- **Work instructions**
Below is a listing; copy all of it exactly.

Figure collection entries
● ● ●
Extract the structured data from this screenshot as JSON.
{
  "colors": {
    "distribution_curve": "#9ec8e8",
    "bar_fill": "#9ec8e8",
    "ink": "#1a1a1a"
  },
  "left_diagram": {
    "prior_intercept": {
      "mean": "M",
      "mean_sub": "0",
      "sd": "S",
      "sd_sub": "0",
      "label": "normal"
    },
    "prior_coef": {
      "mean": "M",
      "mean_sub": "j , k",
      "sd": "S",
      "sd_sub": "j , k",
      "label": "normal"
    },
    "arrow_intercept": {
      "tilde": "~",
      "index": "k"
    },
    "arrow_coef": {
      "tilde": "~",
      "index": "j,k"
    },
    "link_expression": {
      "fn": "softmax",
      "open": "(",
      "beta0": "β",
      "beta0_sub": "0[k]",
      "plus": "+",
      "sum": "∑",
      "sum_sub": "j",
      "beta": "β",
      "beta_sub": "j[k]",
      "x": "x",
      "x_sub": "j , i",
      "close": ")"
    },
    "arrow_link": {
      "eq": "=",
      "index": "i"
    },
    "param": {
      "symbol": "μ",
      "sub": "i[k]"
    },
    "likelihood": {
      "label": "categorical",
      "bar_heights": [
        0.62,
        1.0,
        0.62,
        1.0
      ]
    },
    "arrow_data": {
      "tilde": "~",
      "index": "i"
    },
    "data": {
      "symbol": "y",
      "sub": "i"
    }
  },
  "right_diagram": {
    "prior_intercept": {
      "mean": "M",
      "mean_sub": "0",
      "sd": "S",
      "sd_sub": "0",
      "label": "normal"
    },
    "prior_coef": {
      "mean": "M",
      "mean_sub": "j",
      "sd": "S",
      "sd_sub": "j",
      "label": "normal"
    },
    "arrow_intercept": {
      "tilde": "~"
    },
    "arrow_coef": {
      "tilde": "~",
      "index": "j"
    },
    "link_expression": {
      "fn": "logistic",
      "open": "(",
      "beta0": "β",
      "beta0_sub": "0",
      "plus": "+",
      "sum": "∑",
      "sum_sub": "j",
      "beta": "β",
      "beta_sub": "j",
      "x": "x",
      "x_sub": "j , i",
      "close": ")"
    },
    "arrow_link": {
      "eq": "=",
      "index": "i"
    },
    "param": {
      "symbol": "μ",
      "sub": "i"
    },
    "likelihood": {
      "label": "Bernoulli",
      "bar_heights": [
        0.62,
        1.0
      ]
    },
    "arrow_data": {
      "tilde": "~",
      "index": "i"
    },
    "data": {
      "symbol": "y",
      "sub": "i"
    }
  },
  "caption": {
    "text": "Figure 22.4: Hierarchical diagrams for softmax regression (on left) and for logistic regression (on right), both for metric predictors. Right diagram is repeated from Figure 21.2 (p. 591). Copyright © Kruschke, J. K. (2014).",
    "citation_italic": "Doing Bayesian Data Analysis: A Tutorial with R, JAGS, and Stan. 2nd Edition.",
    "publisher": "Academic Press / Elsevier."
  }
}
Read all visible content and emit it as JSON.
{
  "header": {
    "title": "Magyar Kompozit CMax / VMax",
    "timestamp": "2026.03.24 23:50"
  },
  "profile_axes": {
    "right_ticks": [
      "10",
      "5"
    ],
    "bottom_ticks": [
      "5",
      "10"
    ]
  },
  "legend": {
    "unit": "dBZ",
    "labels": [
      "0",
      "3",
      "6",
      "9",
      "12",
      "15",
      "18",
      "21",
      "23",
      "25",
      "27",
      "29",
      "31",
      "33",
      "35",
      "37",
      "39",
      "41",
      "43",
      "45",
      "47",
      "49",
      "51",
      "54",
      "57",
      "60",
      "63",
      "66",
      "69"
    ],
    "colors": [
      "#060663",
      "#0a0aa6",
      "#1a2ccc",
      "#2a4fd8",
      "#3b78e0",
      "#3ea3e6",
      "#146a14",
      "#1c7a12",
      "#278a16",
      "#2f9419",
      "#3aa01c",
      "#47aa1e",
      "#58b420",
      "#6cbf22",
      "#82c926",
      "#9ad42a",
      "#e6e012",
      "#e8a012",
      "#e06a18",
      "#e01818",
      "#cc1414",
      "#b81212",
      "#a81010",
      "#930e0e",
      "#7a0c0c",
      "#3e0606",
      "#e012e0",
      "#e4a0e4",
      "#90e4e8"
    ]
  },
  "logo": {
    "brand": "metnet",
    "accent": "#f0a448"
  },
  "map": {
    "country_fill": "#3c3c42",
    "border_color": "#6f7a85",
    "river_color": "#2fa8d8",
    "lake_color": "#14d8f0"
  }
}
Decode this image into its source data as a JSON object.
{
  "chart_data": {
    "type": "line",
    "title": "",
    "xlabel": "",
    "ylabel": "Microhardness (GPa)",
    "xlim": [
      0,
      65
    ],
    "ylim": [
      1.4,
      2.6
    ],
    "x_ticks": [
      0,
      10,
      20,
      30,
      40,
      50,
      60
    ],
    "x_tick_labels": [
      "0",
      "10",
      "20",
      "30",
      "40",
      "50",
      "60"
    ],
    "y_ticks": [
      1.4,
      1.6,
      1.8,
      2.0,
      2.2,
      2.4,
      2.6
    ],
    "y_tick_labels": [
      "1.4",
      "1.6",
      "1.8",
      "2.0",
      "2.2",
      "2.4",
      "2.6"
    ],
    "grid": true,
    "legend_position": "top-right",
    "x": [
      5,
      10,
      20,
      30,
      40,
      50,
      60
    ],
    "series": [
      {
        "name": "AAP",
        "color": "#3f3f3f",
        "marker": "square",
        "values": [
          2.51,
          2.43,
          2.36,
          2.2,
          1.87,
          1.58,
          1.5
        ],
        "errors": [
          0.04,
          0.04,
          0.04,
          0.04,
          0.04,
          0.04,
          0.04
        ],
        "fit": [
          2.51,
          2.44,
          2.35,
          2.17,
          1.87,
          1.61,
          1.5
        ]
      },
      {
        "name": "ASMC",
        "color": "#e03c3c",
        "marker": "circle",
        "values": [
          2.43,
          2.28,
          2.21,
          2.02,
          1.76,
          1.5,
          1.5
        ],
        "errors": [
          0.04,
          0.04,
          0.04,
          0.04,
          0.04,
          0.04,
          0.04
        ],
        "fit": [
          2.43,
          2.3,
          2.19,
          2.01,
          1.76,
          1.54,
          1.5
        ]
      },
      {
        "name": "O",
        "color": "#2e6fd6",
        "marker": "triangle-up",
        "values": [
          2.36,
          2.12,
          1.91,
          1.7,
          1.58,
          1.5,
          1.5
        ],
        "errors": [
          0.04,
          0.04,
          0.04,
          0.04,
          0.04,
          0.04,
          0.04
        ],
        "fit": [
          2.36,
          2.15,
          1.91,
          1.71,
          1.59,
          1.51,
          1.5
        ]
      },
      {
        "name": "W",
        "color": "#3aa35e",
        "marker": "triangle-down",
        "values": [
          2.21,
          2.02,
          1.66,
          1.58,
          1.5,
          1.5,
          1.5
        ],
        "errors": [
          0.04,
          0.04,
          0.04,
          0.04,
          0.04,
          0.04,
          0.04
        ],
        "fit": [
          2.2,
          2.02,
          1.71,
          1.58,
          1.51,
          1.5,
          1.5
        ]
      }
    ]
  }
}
● ● ●
- **Exercise result**
Extract the structured data from this screenshot as JSON.
{
  "colors": {
    "distribution_curve": "#9ec8e8",
    "bar_fill": "#9ec8e8",
    "ink": "#1a1a1a"
  },
  "left_diagram": {
    "prior_intercept": {
      "mean": "M",
      "mean_sub": "0",
      "sd": "S",
      "sd_sub": "0",
      "label": "normal"
    },
    "prior_coef": {
      "mean": "M",
      "mean_sub": "j , k",
      "sd": "S",
      "sd_sub": "j , k",
      "label": "normal"
    },
    "arrow_intercept": {
      "tilde": "~",
      "index": "k"
    },
    "arrow_coef": {
      "tilde": "~",
      "index": "j,k"
    },
    "link_expression": {
      "fn": "softmax",
      "open": "(",
      "beta0": "β",
      "beta0_sub": "0[k]",
      "plus": "+",
      "sum": "∑",
      "sum_sub": "j",
      "beta": "β",
      "beta_sub": "j[k]",
      "x": "x",
      "x_sub": "j , i",
      "close": ")"
    },
    "arrow_link": {
      "eq": "=",
      "index": "i"
    },
    "param": {
      "symbol": "μ",
      "sub": "i[k]"
    },
    "likelihood": {
      "label": "categorical",
      "bar_heights": [
        0.62,
        1.0,
        0.62,
        1.0
      ]
    },
    "arrow_data": {
      "tilde": "~",
      "index": "i"
    },
    "data": {
      "symbol": "y",
      "sub": "i"
    }
  },
  "right_diagram": {
    "prior_intercept": {
      "mean": "M",
      "mean_sub": "0",
      "sd": "S",
      "sd_sub": "0",
      "label": "normal"
    },
    "prior_coef": {
      "mean": "M",
      "mean_sub": "j",
      "sd": "S",
      "sd_sub": "j",
      "label": "normal"
    },
    "arrow_intercept": {
      "tilde": "~"
    },
    "arrow_coef": {
      "tilde": "~",
      "index": "j"
    },
    "link_expression": {
      "fn": "logistic",
      "open": "(",
      "beta0": "β",
      "beta0_sub": "0",
      "plus": "+",
      "sum": "∑",
      "sum_sub": "j",
      "beta": "β",
      "beta_sub": "j",
      "x": "x",
      "x_sub": "j , i",
      "close": ")"
    },
    "arrow_link": {
      "eq": "=",
      "index": "i"
    },
    "param": {
      "symbol": "μ",
      "sub": "i"
    },
    "likelihood": {
      "label": "Bernoulli",
      "bar_heights": [
        0.62,
        1.0
      ]
    },
    "arrow_data": {
      "tilde": "~",
      "index": "i"
    },
    "data": {
      "symbol": "y",
      "sub": "i"
    }
  },
  "caption": {
    "text": "Figure 22.4: Hierarchical diagrams for softmax regression (on left) and for logistic regression (on right), both for metric predictors. Right diagram is repeated from Figure 21.2 (p. 591). Copyright © Kruschke, J. K. (2014).",
    "citation_italic": "Doing Bayesian Data Analysis: A Tutorial with R, JAGS, and Stan. 2nd Edition.",
    "publisher": "Academic Press / Elsevier."
  }
}
Read all visible content and emit it as JSON.
{
  "header": {
    "title": "Magyar Kompozit CMax / VMax",
    "timestamp": "2026.03.24 23:50"
  },
  "profile_axes": {
    "right_ticks": [
      "10",
      "5"
    ],
    "bottom_ticks": [
      "5",
      "10"
    ]
  },
  "legend": {
    "unit": "dBZ",
    "labels": [
      "0",
      "3",
      "6",
      "9",
      "12",
      "15",
      "18",
      "21",
      "23",
      "25",
      "27",
      "29",
      "31",
      "33",
      "35",
      "37",
      "39",
      "41",
      "43",
      "45",
      "47",
      "49",
      "51",
      "54",
      "57",
      "60",
      "63",
      "66",
      "69"
    ],
    "colors": [
      "#060663",
      "#0a0aa6",
      "#1a2ccc",
      "#2a4fd8",
      "#3b78e0",
      "#3ea3e6",
      "#146a14",
      "#1c7a12",
      "#278a16",
      "#2f9419",
      "#3aa01c",
      "#47aa1e",
      "#58b420",
      "#6cbf22",
      "#82c926",
      "#9ad42a",
      "#e6e012",
      "#e8a012",
      "#e06a18",
      "#e01818",
      "#cc1414",
      "#b81212",
      "#a81010",
      "#930e0e",
      "#7a0c0c",
      "#3e0606",
      "#e012e0",
      "#e4a0e4",
      "#90e4e8"
    ]
  },
  "logo": {
    "brand": "metnet",
    "accent": "#f0a448"
  },
  "map": {
    "country_fill": "#3c3c42",
    "border_color": "#6f7a85",
    "river_color": "#2fa8d8",
    "lake_color": "#14d8f0"
  }
}
Decode this image into its source data as a JSON object.
{
  "chart_data": {
    "type": "line",
    "title": "",
    "xlabel": "",
    "ylabel": "Microhardness (GPa)",
    "xlim": [
      0,
      65
    ],
    "ylim": [
      1.4,
      2.6
    ],
    "x_ticks": [
      0,
      10,
      20,
      30,
      40,
      50,
      60
    ],
    "x_tick_labels": [
      "0",
      "10",
      "20",
      "30",
      "40",
      "50",
      "60"
    ],
    "y_ticks": [
      1.4,
      1.6,
      1.8,
      2.0,
      2.2,
      2.4,
      2.6
    ],
    "y_tick_labels": [
      "1.4",
      "1.6",
      "1.8",
      "2.0",
      "2.2",
      "2.4",
      "2.6"
    ],
    "grid": true,
    "legend_position": "top-right",
    "x": [
      5,
      10,
      20,
      30,
      40,
      50,
      60
    ],
    "series": [
      {
        "name": "AAP",
        "color": "#3f3f3f",
        "marker": "square",
        "values": [
          2.51,
          2.43,
          2.36,
          2.2,
          1.87,
          1.58,
          1.5
        ],
        "errors": [
          0.04,
          0.04,
          0.04,
          0.04,
          0.04,
          0.04,
          0.04
        ],
        "fit": [
          2.51,
          2.44,
          2.35,
          2.17,
          1.87,
          1.61,
          1.5
        ]
      },
      {
        "name": "ASMC",
        "color": "#e03c3c",
        "marker": "circle",
        "values": [
          2.43,
          2.28,
          2.21,
          2.02,
          1.76,
          1.5,
          1.5
        ],
        "errors": [
          0.04,
          0.04,
          0.04,
          0.04,
          0.04,
          0.04,
          0.04
        ],
        "fit": [
          2.43,
          2.3,
          2.19,
          2.01,
          1.76,
          1.54,
          1.5
        ]
      },
      {
        "name": "O",
        "color": "#2e6fd6",
        "marker": "triangle-up",
        "values": [
          2.36,
          2.12,
          1.91,
          1.7,
          1.58,
          1.5,
          1.5
        ],
        "errors": [
          0.04,
          0.04,
          0.04,
          0.04,
          0.04,
          0.04,
          0.04
        ],
        "fit": [
          2.36,
          2.15,
          1.91,
          1.71,
          1.59,
          1.51,
          1.5
        ]
      },
      {
        "name": "W",
        "color": "#3aa35e",
        "marker": "triangle-down",
        "values": [
          2.21,
          2.02,
          1.66,
          1.58,
          1.5,
          1.5,
          1.5
        ],
        "errors": [
          0.04,
          0.04,
          0.04,
          0.04,
          0.04,
          0.04,
          0.04
        ],
        "fit": [
          2.2,
          2.02,
          1.71,
          1.58,
          1.51,
          1.5,
          1.5
        ]
      }
    ]
  }
}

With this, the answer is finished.